Leave out the pictures and repeat the data exactly.

-------- DATA EXTRACT --------

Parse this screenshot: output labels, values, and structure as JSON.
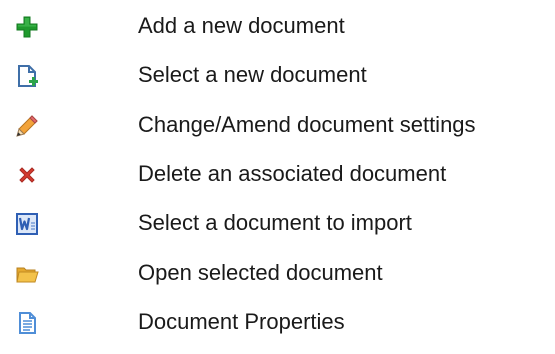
{
  "items": [
    {
      "icon": "add-icon",
      "label": "Add a new document"
    },
    {
      "icon": "new-document-icon",
      "label": "Select a new document"
    },
    {
      "icon": "pencil-icon",
      "label": "Change/Amend document settings"
    },
    {
      "icon": "delete-icon",
      "label": "Delete an associated document"
    },
    {
      "icon": "word-document-icon",
      "label": "Select a document to import"
    },
    {
      "icon": "folder-open-icon",
      "label": "Open selected document"
    },
    {
      "icon": "document-properties-icon",
      "label": "Document Properties"
    }
  ],
  "colors": {
    "add_green": "#1f9a2d",
    "new_doc_blue": "#3f6fa8",
    "new_doc_plus": "#2ca44a",
    "pencil_orange": "#f2a33a",
    "delete_red": "#d63a2f",
    "word_blue": "#2f5fb4",
    "folder_yellow": "#f3c24a",
    "properties_blue": "#4f8ed7"
  }
}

--------

TASK ANSWER:
Parse this screenshot: output labels, values, and structure as JSON.
{
  "items": [
    {
      "icon": "add-icon",
      "label": "Add a new document"
    },
    {
      "icon": "new-document-icon",
      "label": "Select a new document"
    },
    {
      "icon": "pencil-icon",
      "label": "Change/Amend document settings"
    },
    {
      "icon": "delete-icon",
      "label": "Delete an associated document"
    },
    {
      "icon": "word-document-icon",
      "label": "Select a document to import"
    },
    {
      "icon": "folder-open-icon",
      "label": "Open selected document"
    },
    {
      "icon": "document-properties-icon",
      "label": "Document Properties"
    }
  ],
  "colors": {
    "add_green": "#1f9a2d",
    "new_doc_blue": "#3f6fa8",
    "new_doc_plus": "#2ca44a",
    "pencil_orange": "#f2a33a",
    "delete_red": "#d63a2f",
    "word_blue": "#2f5fb4",
    "folder_yellow": "#f3c24a",
    "properties_blue": "#4f8ed7"
  }
}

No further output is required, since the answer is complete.